GIVEN INSTRUCTION:
Copy the records below exactly as they are written.

RECORD EXTRACTS:
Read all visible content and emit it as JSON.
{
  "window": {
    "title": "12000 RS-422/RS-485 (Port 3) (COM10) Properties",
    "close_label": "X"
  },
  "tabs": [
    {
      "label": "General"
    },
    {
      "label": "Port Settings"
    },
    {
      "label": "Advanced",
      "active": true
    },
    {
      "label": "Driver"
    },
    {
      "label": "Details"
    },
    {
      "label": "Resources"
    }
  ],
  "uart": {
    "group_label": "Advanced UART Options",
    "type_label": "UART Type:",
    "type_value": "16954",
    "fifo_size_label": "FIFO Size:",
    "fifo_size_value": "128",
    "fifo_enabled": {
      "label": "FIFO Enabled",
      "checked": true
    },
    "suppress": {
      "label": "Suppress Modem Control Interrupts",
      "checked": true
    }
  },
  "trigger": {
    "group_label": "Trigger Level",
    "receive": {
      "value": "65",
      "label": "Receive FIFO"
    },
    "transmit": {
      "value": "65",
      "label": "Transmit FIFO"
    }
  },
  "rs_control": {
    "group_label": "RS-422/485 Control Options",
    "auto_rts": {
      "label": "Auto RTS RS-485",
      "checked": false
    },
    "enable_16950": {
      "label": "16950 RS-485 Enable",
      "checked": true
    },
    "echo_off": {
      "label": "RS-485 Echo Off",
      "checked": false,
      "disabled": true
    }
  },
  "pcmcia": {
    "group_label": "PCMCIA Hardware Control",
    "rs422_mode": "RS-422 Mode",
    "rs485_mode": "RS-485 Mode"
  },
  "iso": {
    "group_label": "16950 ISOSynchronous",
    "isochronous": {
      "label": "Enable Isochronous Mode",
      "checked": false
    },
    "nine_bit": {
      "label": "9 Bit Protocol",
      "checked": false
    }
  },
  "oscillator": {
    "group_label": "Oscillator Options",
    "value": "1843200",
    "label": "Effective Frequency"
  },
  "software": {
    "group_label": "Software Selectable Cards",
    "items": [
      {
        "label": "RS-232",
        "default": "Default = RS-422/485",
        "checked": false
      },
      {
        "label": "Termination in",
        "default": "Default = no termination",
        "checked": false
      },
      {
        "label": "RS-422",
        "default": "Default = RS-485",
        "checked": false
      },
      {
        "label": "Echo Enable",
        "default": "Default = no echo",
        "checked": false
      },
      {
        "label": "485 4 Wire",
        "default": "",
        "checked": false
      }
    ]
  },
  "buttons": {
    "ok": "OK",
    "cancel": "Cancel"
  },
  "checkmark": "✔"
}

FULL OUTPUT:
Read all visible content and emit it as JSON.
{
  "window": {
    "title": "12000 RS-422/RS-485 (Port 3) (COM10) Properties",
    "close_label": "X"
  },
  "tabs": [
    {
      "label": "General"
    },
    {
      "label": "Port Settings"
    },
    {
      "label": "Advanced",
      "active": true
    },
    {
      "label": "Driver"
    },
    {
      "label": "Details"
    },
    {
      "label": "Resources"
    }
  ],
  "uart": {
    "group_label": "Advanced UART Options",
    "type_label": "UART Type:",
    "type_value": "16954",
    "fifo_size_label": "FIFO Size:",
    "fifo_size_value": "128",
    "fifo_enabled": {
      "label": "FIFO Enabled",
      "checked": true
    },
    "suppress": {
      "label": "Suppress Modem Control Interrupts",
      "checked": true
    }
  },
  "trigger": {
    "group_label": "Trigger Level",
    "receive": {
      "value": "65",
      "label": "Receive FIFO"
    },
    "transmit": {
      "value": "65",
      "label": "Transmit FIFO"
    }
  },
  "rs_control": {
    "group_label": "RS-422/485 Control Options",
    "auto_rts": {
      "label": "Auto RTS RS-485",
      "checked": false
    },
    "enable_16950": {
      "label": "16950 RS-485 Enable",
      "checked": true
    },
    "echo_off": {
      "label": "RS-485 Echo Off",
      "checked": false,
      "disabled": true
    }
  },
  "pcmcia": {
    "group_label": "PCMCIA Hardware Control",
    "rs422_mode": "RS-422 Mode",
    "rs485_mode": "RS-485 Mode"
  },
  "iso": {
    "group_label": "16950 ISOSynchronous",
    "isochronous": {
      "label": "Enable Isochronous Mode",
      "checked": false
    },
    "nine_bit": {
      "label": "9 Bit Protocol",
      "checked": false
    }
  },
  "oscillator": {
    "group_label": "Oscillator Options",
    "value": "1843200",
    "label": "Effective Frequency"
  },
  "software": {
    "group_label": "Software Selectable Cards",
    "items": [
      {
        "label": "RS-232",
        "default": "Default = RS-422/485",
        "checked": false
      },
      {
        "label": "Termination in",
        "default": "Default = no termination",
        "checked": false
      },
      {
        "label": "RS-422",
        "default": "Default = RS-485",
        "checked": false
      },
      {
        "label": "Echo Enable",
        "default": "Default = no echo",
        "checked": false
      },
      {
        "label": "485 4 Wire",
        "default": "",
        "checked": false
      }
    ]
  },
  "buttons": {
    "ok": "OK",
    "cancel": "Cancel"
  },
  "checkmark": "✔"
}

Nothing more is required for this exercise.